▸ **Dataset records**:
━━━━━━━━━━━━━━━━━━━━
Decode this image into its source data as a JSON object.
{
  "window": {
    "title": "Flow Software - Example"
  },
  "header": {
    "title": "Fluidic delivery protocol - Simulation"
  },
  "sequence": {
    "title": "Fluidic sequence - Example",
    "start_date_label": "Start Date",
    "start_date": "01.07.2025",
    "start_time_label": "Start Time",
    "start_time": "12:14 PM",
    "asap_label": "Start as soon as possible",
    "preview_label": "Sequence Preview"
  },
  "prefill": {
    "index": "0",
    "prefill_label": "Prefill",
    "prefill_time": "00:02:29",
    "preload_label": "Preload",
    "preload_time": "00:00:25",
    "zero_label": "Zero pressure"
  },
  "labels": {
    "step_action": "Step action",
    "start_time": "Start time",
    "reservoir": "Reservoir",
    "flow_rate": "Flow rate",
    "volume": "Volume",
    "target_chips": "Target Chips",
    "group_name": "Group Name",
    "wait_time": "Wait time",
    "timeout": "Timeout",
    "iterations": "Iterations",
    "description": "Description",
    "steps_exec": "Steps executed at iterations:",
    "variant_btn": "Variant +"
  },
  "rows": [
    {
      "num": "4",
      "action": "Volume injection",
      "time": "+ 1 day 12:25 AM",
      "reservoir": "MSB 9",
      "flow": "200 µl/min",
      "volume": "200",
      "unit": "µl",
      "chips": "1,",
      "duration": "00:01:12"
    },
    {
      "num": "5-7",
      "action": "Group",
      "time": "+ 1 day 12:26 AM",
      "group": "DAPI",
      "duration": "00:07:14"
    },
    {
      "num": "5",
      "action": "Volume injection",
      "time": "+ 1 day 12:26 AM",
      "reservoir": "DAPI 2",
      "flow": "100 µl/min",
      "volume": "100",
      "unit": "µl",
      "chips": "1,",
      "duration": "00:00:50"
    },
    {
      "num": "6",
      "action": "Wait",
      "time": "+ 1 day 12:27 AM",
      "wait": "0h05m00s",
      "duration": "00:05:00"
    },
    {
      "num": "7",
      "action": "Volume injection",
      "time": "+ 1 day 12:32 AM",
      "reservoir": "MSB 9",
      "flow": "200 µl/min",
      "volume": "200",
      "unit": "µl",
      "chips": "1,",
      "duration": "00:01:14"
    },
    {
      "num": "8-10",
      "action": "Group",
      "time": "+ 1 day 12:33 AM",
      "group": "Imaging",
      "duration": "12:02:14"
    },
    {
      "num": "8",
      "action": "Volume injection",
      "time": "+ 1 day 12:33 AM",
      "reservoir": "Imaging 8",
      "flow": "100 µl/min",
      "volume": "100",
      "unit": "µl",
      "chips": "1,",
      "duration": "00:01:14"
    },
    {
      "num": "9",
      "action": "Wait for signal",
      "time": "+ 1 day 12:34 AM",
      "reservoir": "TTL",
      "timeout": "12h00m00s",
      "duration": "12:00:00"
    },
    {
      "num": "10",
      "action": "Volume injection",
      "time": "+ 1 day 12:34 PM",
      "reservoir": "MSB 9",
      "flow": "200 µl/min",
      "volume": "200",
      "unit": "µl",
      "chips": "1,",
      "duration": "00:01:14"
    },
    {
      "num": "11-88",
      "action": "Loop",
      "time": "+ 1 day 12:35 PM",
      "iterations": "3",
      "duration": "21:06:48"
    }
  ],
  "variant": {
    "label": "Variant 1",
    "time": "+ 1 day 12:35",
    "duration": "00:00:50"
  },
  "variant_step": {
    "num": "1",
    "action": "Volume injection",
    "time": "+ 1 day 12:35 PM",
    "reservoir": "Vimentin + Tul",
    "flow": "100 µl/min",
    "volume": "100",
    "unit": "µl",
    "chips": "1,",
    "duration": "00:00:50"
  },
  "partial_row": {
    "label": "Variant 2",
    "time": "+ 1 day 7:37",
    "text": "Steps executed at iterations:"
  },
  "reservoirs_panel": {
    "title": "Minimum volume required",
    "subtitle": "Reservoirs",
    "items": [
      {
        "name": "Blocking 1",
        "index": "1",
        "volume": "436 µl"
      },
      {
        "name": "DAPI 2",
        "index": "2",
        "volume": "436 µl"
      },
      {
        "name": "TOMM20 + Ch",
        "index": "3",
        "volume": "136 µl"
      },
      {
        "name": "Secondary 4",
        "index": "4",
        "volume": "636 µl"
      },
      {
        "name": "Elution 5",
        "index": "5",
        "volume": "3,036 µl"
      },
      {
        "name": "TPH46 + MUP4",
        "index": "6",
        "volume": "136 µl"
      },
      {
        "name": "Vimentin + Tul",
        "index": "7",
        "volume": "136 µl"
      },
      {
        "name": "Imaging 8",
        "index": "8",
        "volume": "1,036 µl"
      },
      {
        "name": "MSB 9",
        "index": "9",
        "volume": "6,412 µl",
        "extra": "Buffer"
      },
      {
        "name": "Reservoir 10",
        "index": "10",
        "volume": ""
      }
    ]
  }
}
━━━━━━━━━━━━━━━━━━━━
▸ **Written instruction**: Count the lines of the listing above that include the word "Imaging" and state the total with nothing else.

▸ **Answer to this problem**: 3